Records that describe figures:
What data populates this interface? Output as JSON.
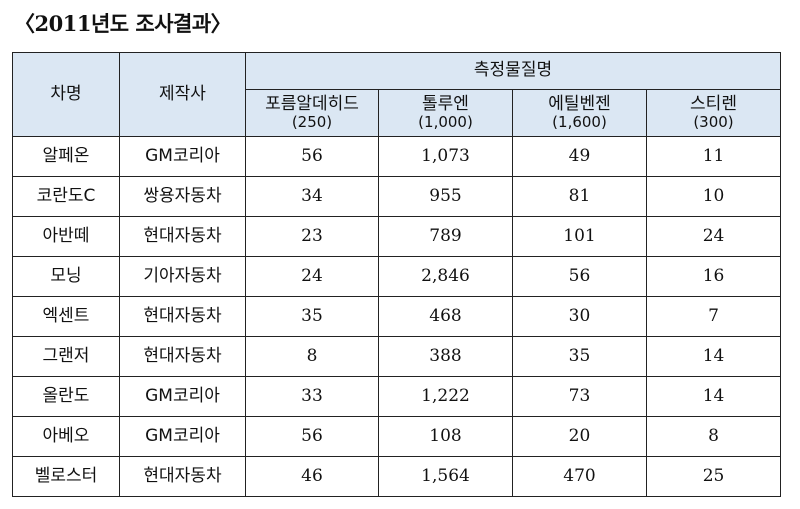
{
  "title": "〈2011년도 조사결과〉",
  "headers": {
    "car": "차명",
    "maker": "제작사",
    "group": "측정물질명",
    "substances": [
      {
        "name": "포름알데히드",
        "limit": "(250)"
      },
      {
        "name": "톨루엔",
        "limit": "(1,000)"
      },
      {
        "name": "에틸벤젠",
        "limit": "(1,600)"
      },
      {
        "name": "스티렌",
        "limit": "(300)"
      }
    ]
  },
  "rows": [
    {
      "car": "알페온",
      "maker": "GM코리아",
      "values": [
        "56",
        "1,073",
        "49",
        "11"
      ],
      "bold": [
        false,
        true,
        false,
        false
      ]
    },
    {
      "car": "코란도C",
      "maker": "쌍용자동차",
      "values": [
        "34",
        "955",
        "81",
        "10"
      ],
      "bold": [
        false,
        false,
        false,
        false
      ]
    },
    {
      "car": "아반떼",
      "maker": "현대자동차",
      "values": [
        "23",
        "789",
        "101",
        "24"
      ],
      "bold": [
        false,
        false,
        false,
        false
      ]
    },
    {
      "car": "모닝",
      "maker": "기아자동차",
      "values": [
        "24",
        "2,846",
        "56",
        "16"
      ],
      "bold": [
        false,
        true,
        false,
        false
      ]
    },
    {
      "car": "엑센트",
      "maker": "현대자동차",
      "values": [
        "35",
        "468",
        "30",
        "7"
      ],
      "bold": [
        false,
        false,
        false,
        false
      ]
    },
    {
      "car": "그랜저",
      "maker": "현대자동차",
      "values": [
        "8",
        "388",
        "35",
        "14"
      ],
      "bold": [
        false,
        false,
        false,
        false
      ]
    },
    {
      "car": "올란도",
      "maker": "GM코리아",
      "values": [
        "33",
        "1,222",
        "73",
        "14"
      ],
      "bold": [
        false,
        true,
        false,
        false
      ]
    },
    {
      "car": "아베오",
      "maker": "GM코리아",
      "values": [
        "56",
        "108",
        "20",
        "8"
      ],
      "bold": [
        false,
        false,
        false,
        false
      ]
    },
    {
      "car": "벨로스터",
      "maker": "현대자동차",
      "values": [
        "46",
        "1,564",
        "470",
        "25"
      ],
      "bold": [
        false,
        true,
        false,
        false
      ]
    }
  ],
  "colors": {
    "header_bg": "#dbe7f3",
    "border": "#222222"
  }
}
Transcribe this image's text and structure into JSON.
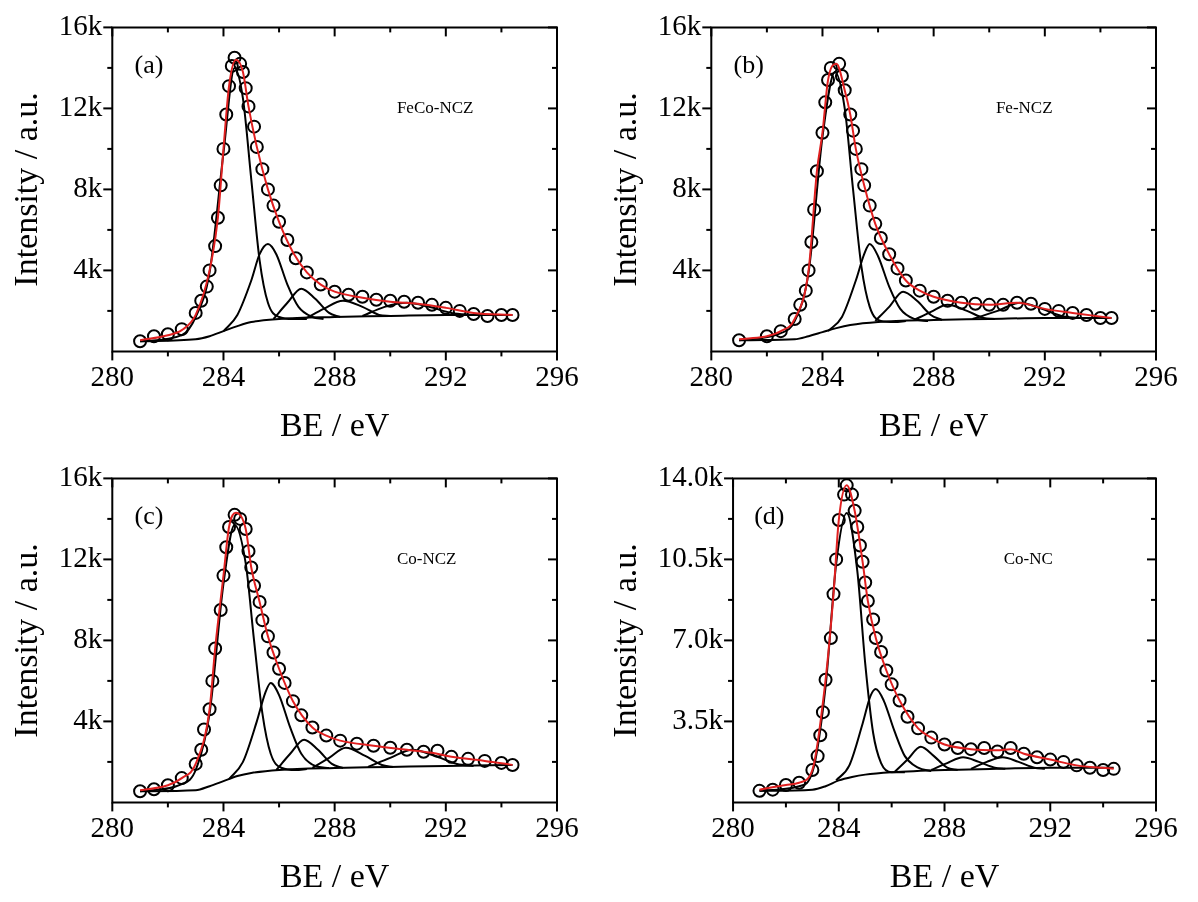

**GOAL**
Reproduce each record from above exactly; pictures do not belong in the copy.

**EXERCISE RESULT**
What data populates this interface? Output as JSON.
{
  "title": "〈2011년도 조사결과〉",
  "headers": {
    "car": "차명",
    "maker": "제작사",
    "group": "측정물질명",
    "substances": [
      {
        "name": "포름알데히드",
        "limit": "(250)"
      },
      {
        "name": "톨루엔",
        "limit": "(1,000)"
      },
      {
        "name": "에틸벤젠",
        "limit": "(1,600)"
      },
      {
        "name": "스티렌",
        "limit": "(300)"
      }
    ]
  },
  "rows": [
    {
      "car": "알페온",
      "maker": "GM코리아",
      "values": [
        "56",
        "1,073",
        "49",
        "11"
      ],
      "bold": [
        false,
        true,
        false,
        false
      ]
    },
    {
      "car": "코란도C",
      "maker": "쌍용자동차",
      "values": [
        "34",
        "955",
        "81",
        "10"
      ],
      "bold": [
        false,
        false,
        false,
        false
      ]
    },
    {
      "car": "아반떼",
      "maker": "현대자동차",
      "values": [
        "23",
        "789",
        "101",
        "24"
      ],
      "bold": [
        false,
        false,
        false,
        false
      ]
    },
    {
      "car": "모닝",
      "maker": "기아자동차",
      "values": [
        "24",
        "2,846",
        "56",
        "16"
      ],
      "bold": [
        false,
        true,
        false,
        false
      ]
    },
    {
      "car": "엑센트",
      "maker": "현대자동차",
      "values": [
        "35",
        "468",
        "30",
        "7"
      ],
      "bold": [
        false,
        false,
        false,
        false
      ]
    },
    {
      "car": "그랜저",
      "maker": "현대자동차",
      "values": [
        "8",
        "388",
        "35",
        "14"
      ],
      "bold": [
        false,
        false,
        false,
        false
      ]
    },
    {
      "car": "올란도",
      "maker": "GM코리아",
      "values": [
        "33",
        "1,222",
        "73",
        "14"
      ],
      "bold": [
        false,
        true,
        false,
        false
      ]
    },
    {
      "car": "아베오",
      "maker": "GM코리아",
      "values": [
        "56",
        "108",
        "20",
        "8"
      ],
      "bold": [
        false,
        false,
        false,
        false
      ]
    },
    {
      "car": "벨로스터",
      "maker": "현대자동차",
      "values": [
        "46",
        "1,564",
        "470",
        "25"
      ],
      "bold": [
        false,
        true,
        false,
        false
      ]
    }
  ],
  "colors": {
    "header_bg": "#dbe7f3",
    "border": "#222222"
  }
}
Transcribe this image's text and structure into JSON.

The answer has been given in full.